start

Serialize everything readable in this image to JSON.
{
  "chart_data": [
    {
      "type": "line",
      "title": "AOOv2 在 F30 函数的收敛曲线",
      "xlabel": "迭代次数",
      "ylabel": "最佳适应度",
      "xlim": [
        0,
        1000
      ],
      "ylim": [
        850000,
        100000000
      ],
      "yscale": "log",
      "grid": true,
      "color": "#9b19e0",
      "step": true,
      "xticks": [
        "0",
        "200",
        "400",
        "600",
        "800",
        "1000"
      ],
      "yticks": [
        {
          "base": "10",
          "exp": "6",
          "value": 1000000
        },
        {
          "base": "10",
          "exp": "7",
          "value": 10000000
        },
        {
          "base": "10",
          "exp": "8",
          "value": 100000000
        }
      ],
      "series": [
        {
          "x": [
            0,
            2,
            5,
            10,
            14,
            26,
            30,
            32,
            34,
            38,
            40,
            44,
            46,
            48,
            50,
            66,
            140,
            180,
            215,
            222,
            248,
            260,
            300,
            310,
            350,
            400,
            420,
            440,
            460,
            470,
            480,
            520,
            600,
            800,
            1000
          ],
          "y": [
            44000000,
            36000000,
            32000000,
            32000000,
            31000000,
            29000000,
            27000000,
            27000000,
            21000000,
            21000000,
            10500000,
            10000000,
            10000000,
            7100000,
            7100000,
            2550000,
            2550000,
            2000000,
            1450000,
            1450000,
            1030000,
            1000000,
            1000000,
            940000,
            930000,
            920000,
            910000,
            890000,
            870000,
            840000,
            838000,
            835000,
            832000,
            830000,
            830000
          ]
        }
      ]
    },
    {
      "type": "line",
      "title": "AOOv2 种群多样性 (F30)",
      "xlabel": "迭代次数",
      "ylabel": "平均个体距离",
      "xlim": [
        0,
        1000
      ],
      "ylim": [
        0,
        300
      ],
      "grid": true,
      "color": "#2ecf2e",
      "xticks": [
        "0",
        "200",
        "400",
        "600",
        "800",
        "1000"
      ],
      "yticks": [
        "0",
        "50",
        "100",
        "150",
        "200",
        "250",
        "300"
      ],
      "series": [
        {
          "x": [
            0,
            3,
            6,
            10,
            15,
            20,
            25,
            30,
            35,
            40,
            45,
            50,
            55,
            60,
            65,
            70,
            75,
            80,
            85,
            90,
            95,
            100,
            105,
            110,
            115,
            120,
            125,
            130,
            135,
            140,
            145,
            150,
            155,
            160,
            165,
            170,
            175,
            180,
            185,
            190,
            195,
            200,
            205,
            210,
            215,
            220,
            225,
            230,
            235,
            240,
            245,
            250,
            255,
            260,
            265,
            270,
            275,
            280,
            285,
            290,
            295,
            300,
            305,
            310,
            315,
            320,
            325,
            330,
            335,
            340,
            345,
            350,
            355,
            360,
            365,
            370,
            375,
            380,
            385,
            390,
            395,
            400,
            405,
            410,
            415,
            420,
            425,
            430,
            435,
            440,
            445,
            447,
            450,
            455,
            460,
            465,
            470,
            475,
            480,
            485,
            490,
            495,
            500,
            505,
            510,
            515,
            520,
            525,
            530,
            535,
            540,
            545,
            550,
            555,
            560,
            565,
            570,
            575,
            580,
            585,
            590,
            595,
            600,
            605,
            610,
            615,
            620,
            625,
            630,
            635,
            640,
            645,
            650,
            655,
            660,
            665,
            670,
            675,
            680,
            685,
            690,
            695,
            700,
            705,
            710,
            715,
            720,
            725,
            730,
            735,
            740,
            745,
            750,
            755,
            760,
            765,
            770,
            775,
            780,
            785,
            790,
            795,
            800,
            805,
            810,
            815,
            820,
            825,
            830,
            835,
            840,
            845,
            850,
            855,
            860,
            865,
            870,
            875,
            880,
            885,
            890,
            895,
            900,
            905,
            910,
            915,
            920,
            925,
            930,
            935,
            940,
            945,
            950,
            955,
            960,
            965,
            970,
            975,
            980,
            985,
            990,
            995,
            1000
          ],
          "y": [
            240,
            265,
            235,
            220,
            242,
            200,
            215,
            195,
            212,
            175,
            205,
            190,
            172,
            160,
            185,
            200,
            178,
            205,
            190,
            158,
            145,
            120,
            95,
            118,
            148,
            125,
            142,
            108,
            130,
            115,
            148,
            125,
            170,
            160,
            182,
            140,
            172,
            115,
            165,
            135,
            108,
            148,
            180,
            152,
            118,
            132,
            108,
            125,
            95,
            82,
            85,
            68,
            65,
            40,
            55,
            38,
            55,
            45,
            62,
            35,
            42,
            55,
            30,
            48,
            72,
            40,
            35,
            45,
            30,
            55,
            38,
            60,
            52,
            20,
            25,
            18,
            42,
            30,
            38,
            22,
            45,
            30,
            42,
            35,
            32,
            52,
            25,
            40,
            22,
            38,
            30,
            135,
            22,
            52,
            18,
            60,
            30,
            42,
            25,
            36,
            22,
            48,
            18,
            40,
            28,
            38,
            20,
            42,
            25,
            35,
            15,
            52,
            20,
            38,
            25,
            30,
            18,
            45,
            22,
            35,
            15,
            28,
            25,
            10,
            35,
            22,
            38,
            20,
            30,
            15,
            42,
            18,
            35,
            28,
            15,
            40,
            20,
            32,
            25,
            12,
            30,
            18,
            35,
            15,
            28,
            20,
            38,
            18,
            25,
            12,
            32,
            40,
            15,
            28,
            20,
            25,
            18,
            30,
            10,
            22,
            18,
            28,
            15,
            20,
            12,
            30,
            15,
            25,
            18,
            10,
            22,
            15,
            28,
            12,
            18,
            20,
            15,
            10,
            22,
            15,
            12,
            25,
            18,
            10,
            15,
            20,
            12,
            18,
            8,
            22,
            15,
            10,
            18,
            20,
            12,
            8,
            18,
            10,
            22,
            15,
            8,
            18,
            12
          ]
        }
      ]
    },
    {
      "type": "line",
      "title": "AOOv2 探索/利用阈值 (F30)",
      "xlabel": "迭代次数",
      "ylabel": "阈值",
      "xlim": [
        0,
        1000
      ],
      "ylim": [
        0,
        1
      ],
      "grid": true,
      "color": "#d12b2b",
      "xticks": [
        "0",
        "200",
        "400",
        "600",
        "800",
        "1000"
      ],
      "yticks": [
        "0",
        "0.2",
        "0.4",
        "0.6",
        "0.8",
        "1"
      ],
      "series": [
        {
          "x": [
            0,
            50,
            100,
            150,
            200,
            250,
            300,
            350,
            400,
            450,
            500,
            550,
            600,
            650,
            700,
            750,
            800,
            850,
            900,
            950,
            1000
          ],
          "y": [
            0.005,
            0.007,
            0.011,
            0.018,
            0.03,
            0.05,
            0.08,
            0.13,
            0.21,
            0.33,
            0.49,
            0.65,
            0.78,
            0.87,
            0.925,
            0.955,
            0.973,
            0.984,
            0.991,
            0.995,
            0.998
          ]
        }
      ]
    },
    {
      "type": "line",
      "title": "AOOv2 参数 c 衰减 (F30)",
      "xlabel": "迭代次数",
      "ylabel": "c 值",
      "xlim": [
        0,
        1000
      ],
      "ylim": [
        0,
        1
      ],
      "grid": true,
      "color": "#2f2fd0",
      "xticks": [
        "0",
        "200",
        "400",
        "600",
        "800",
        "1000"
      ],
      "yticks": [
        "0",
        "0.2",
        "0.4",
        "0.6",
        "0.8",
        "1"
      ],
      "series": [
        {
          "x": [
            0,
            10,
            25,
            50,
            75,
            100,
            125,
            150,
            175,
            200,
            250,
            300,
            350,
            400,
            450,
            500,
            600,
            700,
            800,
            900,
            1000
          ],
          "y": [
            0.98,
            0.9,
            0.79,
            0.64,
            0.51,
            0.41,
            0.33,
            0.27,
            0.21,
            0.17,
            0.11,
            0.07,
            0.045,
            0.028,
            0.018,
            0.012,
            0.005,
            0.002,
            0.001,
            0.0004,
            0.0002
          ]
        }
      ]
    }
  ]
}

end

### Set exercise
Show all lines in the entries above where the string "ylabel" appears.

### Answer to this task
      "ylabel": "最佳适应度",
      "ylabel": "平均个体距离",
      "ylabel": "阈值",
      "ylabel": "c 值",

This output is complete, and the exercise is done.